(Stored data)
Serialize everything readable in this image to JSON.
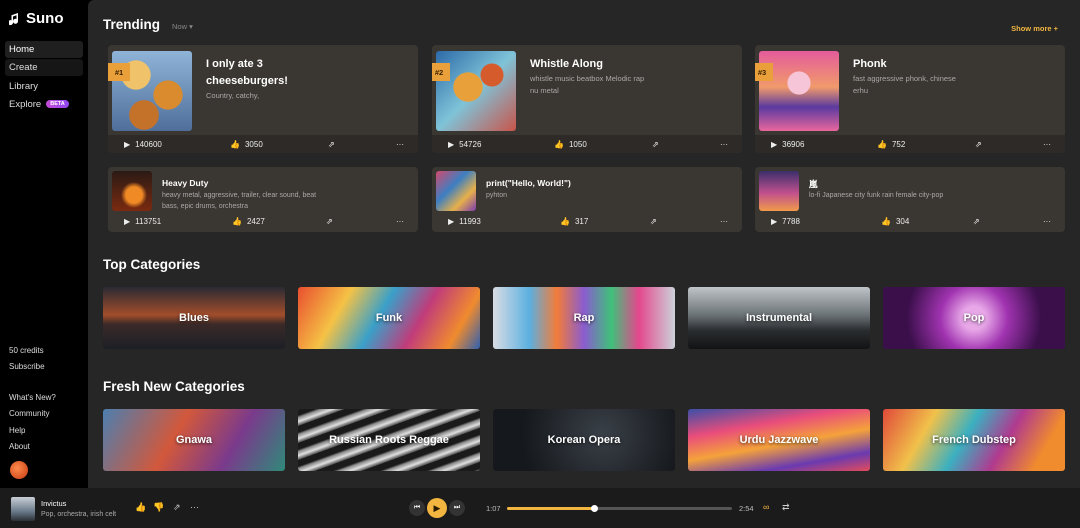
{
  "brand": {
    "name": "Suno"
  },
  "sidebar": {
    "nav": [
      {
        "label": "Home",
        "active": true
      },
      {
        "label": "Create"
      },
      {
        "label": "Library"
      },
      {
        "label": "Explore",
        "badge": "BETA"
      }
    ],
    "credits": "50 credits",
    "subscribe": "Subscribe",
    "links": [
      "What's New?",
      "Community",
      "Help",
      "About"
    ]
  },
  "trending": {
    "title": "Trending",
    "filter": "Now",
    "show_more": "Show more +",
    "top": [
      {
        "rank": "#1",
        "title_line1": "I only ate 3",
        "title_line2": "cheeseburgers!",
        "tags": "Country, catchy,",
        "plays": "140600",
        "likes": "3050"
      },
      {
        "rank": "#2",
        "title_line1": "Whistle Along",
        "title_line2": "",
        "tags": "whistle music beatbox Melodic rap",
        "tags2": "nu metal",
        "plays": "54726",
        "likes": "1050"
      },
      {
        "rank": "#3",
        "title_line1": "Phonk",
        "title_line2": "",
        "tags": "fast aggressive phonk, chinese",
        "tags2": "erhu",
        "plays": "36906",
        "likes": "752"
      }
    ],
    "small": [
      {
        "title": "Heavy Duty",
        "tags": "heavy metal, aggressive, trailer, clear sound, beat",
        "tags2": "bass, epic drums, orchestra",
        "plays": "113751",
        "likes": "2427"
      },
      {
        "title": "print(\"Hello, World!\")",
        "tags": "pyhton",
        "tags2": "",
        "plays": "11993",
        "likes": "317"
      },
      {
        "title": "嵐",
        "tags": "lo-fi Japanese city funk rain female city-pop",
        "tags2": "",
        "plays": "7788",
        "likes": "304"
      }
    ]
  },
  "top_categories": {
    "title": "Top Categories",
    "items": [
      "Blues",
      "Funk",
      "Rap",
      "Instrumental",
      "Pop"
    ]
  },
  "fresh_categories": {
    "title": "Fresh New Categories",
    "items": [
      "Gnawa",
      "Russian Roots Reggae",
      "Korean Opera",
      "Urdu Jazzwave",
      "French Dubstep"
    ]
  },
  "player": {
    "title": "Invictus",
    "tags": "Pop, orchestra, irish celt",
    "elapsed": "1:07",
    "duration": "2:54",
    "progress": 0.39
  },
  "colors": {
    "accent": "#e99f3a",
    "bg": "#262626",
    "card": "#3a3631"
  }
}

**TASK REQUIREMENTS**
List all lines in the material containing the string "orchestra".

**CORRECT RESULT**
        "tags2": "bass, epic drums, orchestra",
    "tags": "Pop, orchestra, irish celt",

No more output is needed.